■ Description of the task: List the lines of this listing that hold the word "text".

(Saved entries)
## Start

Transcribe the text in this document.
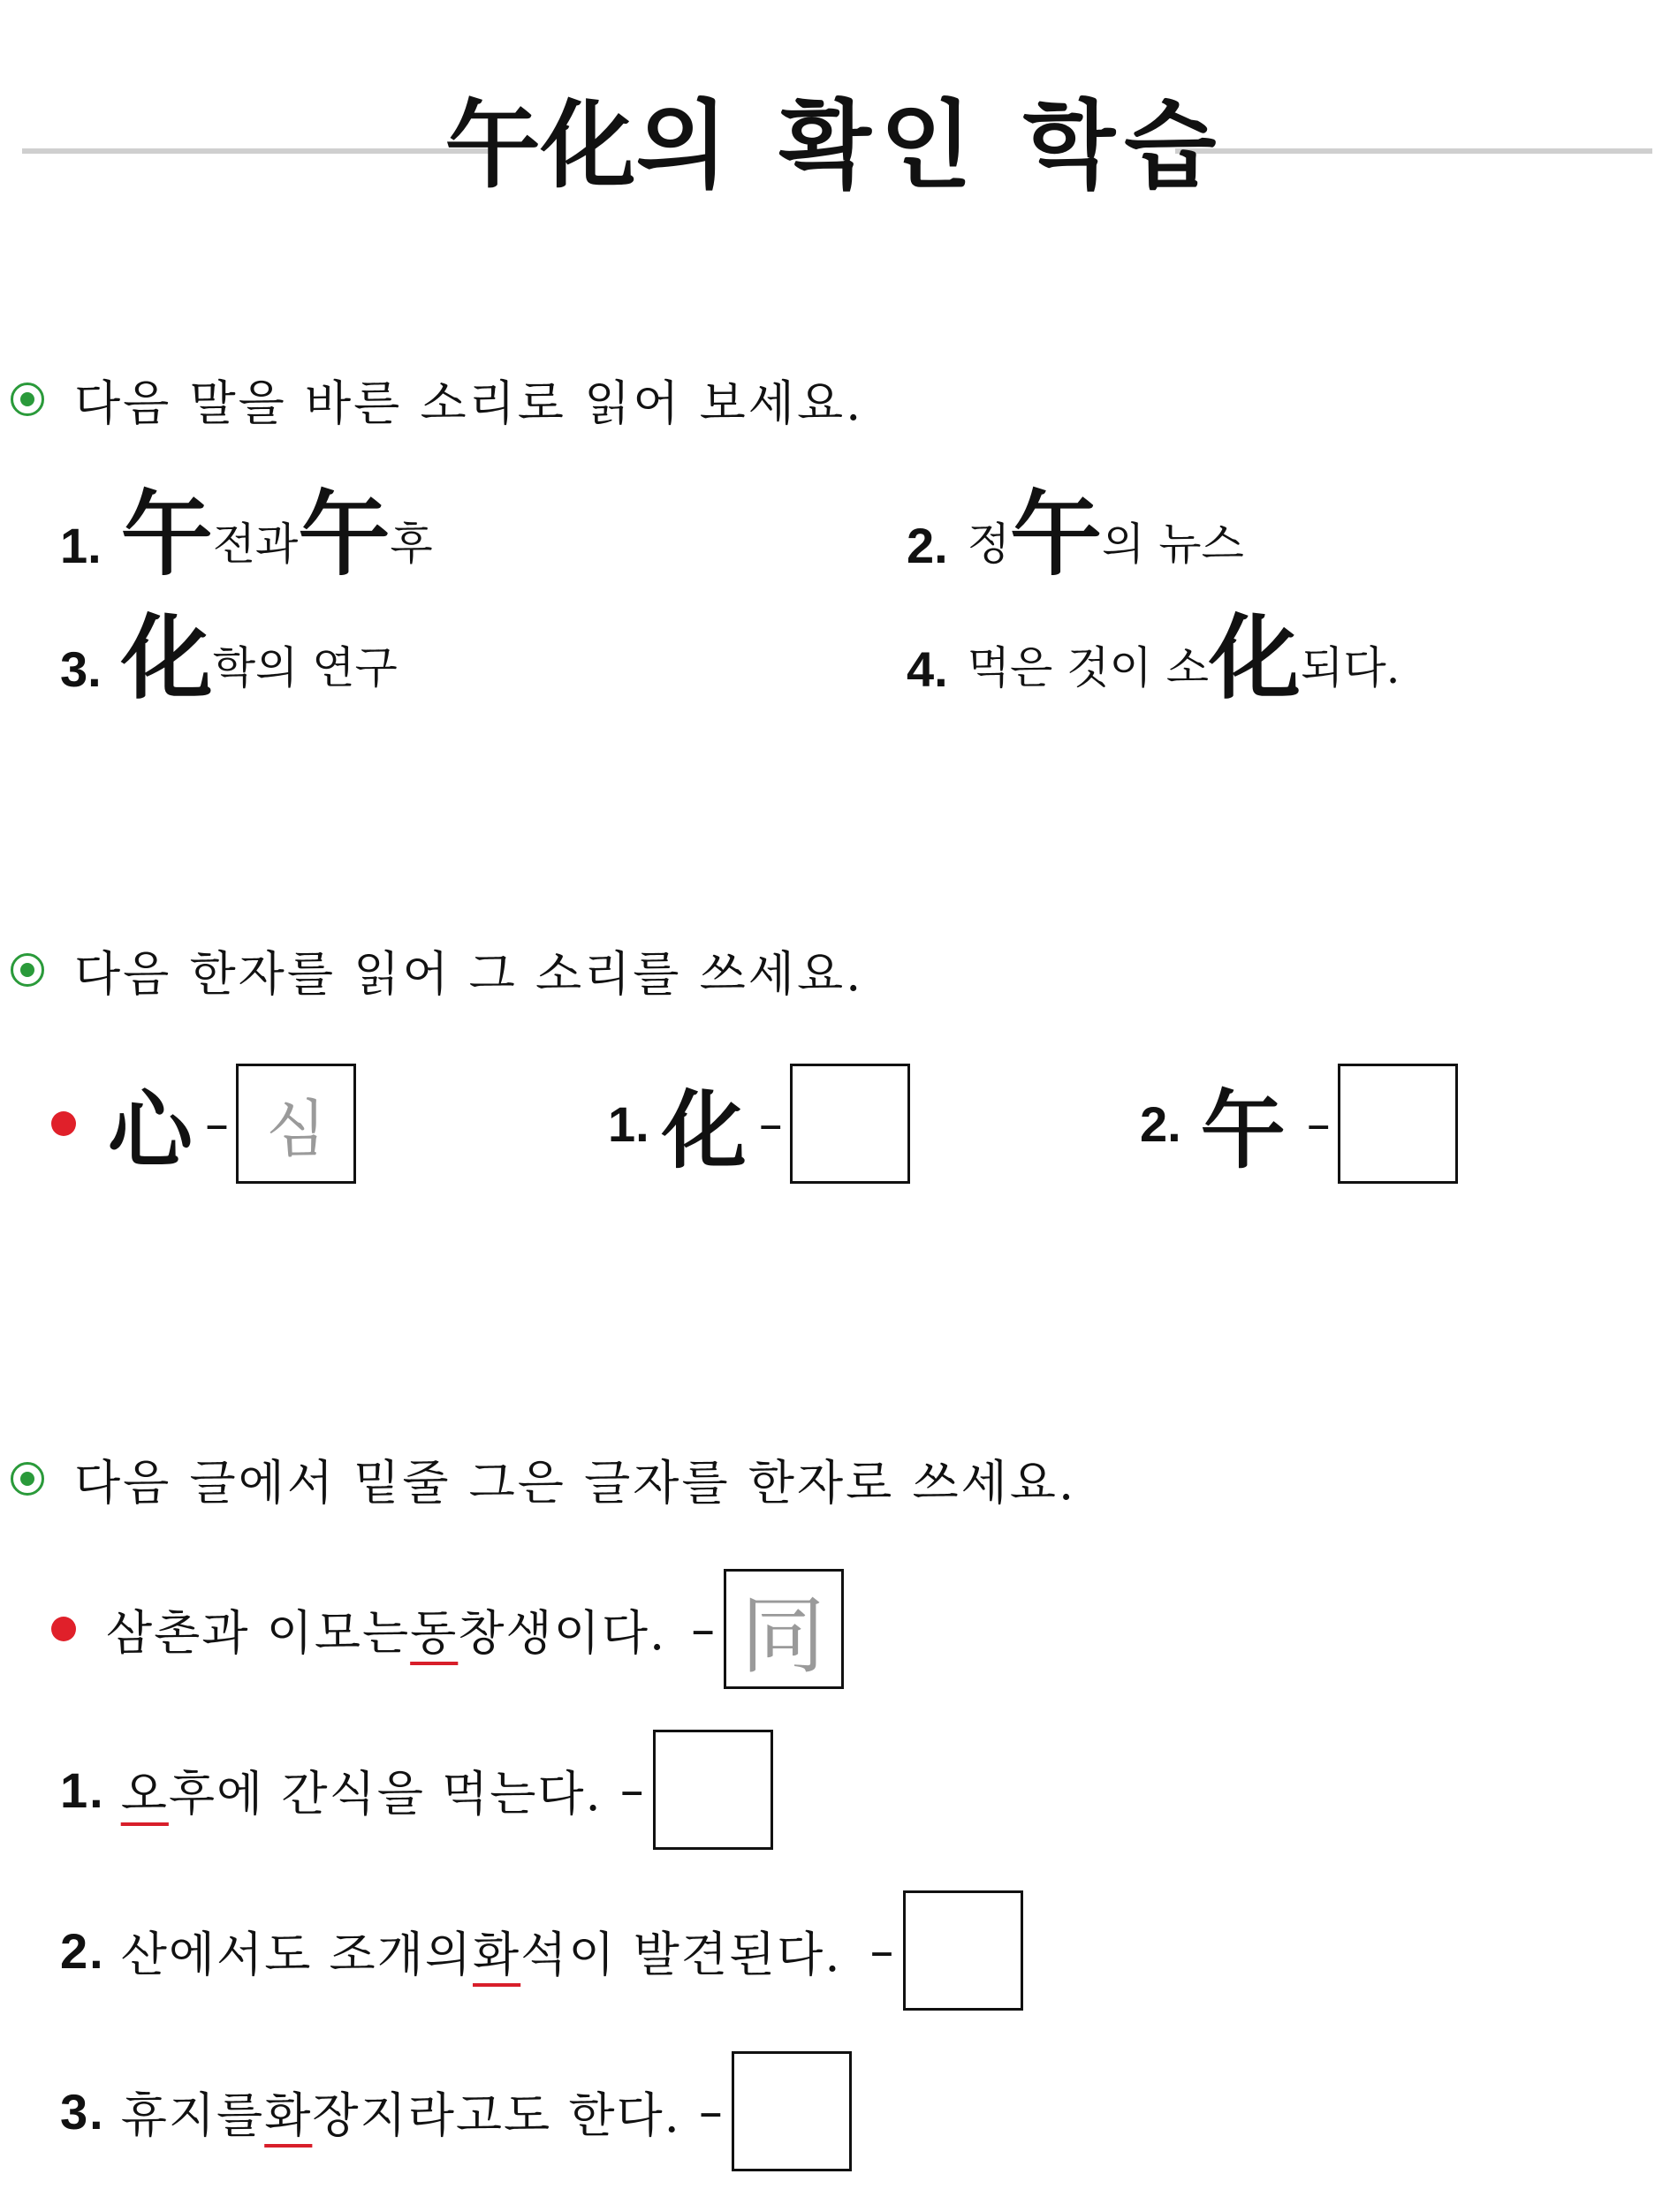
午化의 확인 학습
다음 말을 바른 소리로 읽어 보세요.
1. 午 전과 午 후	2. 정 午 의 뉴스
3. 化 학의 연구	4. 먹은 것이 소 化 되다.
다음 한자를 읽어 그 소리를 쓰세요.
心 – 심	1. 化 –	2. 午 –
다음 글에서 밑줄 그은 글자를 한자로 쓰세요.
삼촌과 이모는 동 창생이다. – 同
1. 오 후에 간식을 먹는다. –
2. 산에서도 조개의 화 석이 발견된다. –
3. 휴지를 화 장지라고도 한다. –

## End
## Start

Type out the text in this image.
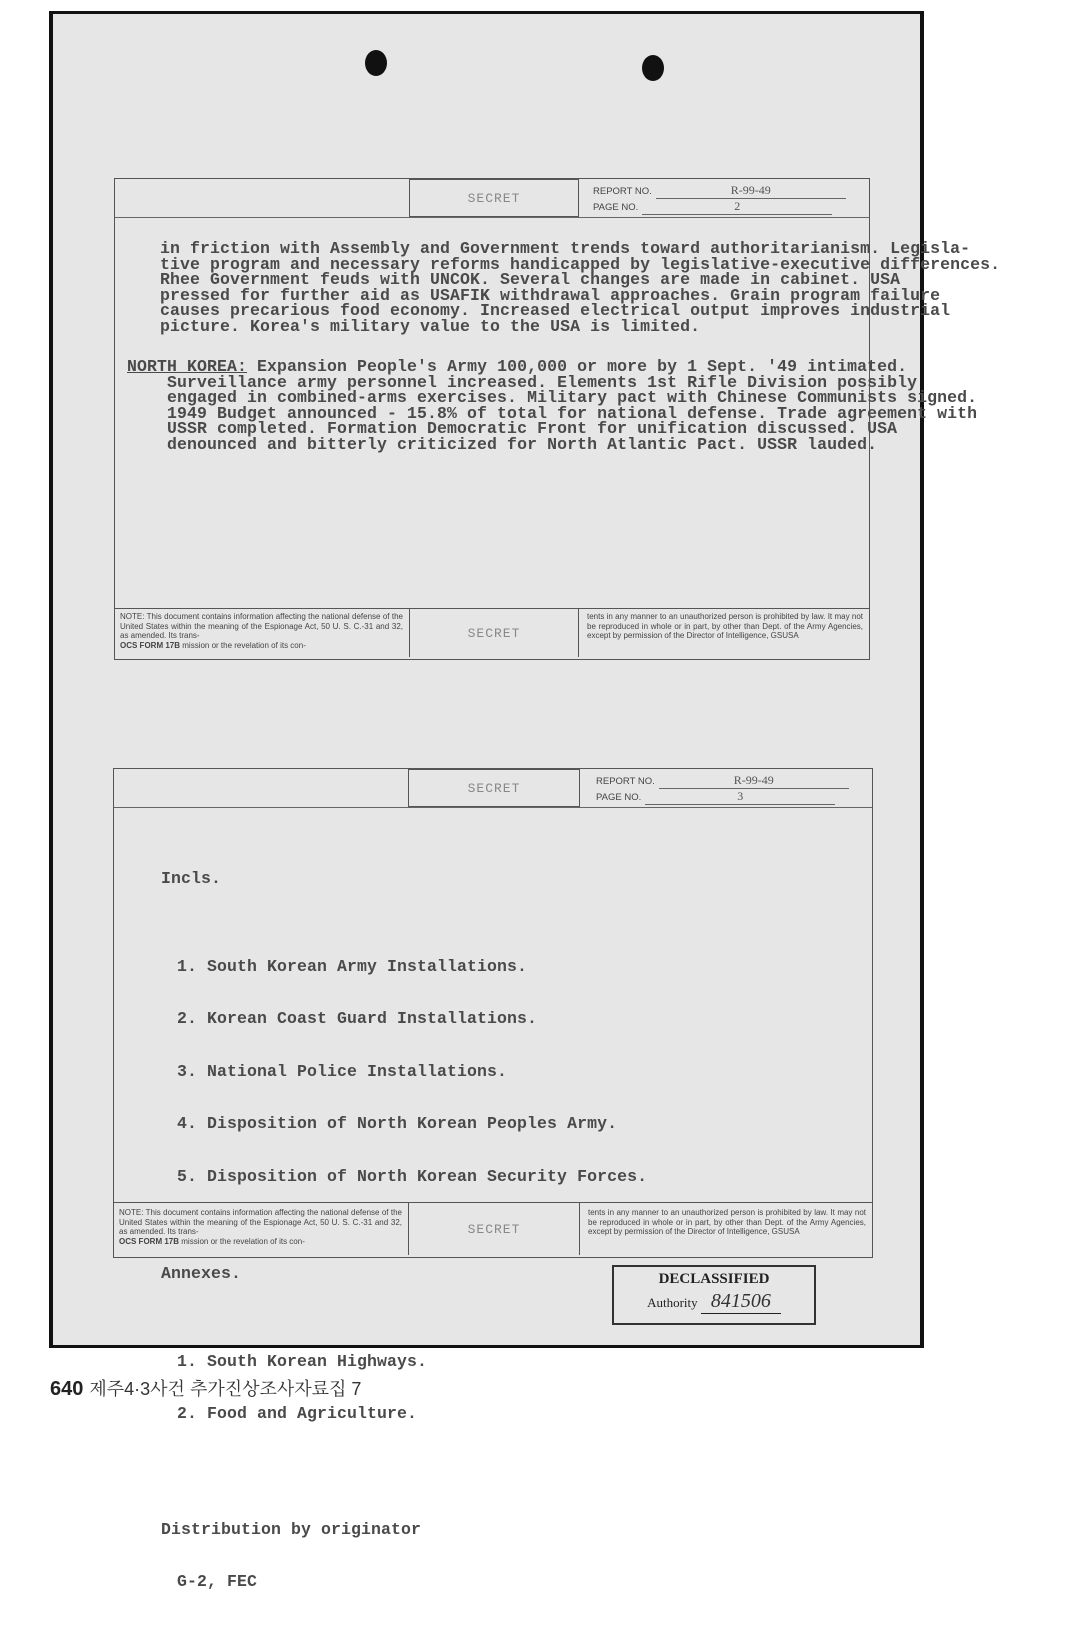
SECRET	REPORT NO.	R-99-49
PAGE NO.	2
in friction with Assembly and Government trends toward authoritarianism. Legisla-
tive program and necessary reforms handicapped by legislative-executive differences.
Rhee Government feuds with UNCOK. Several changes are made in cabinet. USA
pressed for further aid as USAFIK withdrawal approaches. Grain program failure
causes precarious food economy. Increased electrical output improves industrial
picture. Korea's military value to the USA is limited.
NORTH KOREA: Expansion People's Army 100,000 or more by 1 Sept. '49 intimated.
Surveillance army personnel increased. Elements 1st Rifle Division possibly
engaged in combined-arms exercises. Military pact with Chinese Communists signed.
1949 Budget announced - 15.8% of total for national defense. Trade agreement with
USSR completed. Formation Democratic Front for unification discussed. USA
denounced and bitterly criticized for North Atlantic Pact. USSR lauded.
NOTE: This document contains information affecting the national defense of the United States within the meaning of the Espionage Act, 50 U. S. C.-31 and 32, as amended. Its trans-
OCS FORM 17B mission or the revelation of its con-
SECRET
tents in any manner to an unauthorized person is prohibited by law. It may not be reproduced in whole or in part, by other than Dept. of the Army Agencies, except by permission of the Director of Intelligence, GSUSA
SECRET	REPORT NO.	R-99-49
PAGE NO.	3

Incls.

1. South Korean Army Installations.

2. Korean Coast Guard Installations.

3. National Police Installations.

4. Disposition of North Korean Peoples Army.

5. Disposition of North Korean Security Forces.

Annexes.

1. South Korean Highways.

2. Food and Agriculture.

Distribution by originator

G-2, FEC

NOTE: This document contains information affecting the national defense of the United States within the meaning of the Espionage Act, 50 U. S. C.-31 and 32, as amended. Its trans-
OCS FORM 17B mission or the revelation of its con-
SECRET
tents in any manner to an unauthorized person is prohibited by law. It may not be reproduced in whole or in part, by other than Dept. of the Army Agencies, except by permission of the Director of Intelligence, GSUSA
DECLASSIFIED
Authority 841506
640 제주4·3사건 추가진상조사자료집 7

## End

■ Response to this task:
Transcribe the text in this document.
Type out the text in this image.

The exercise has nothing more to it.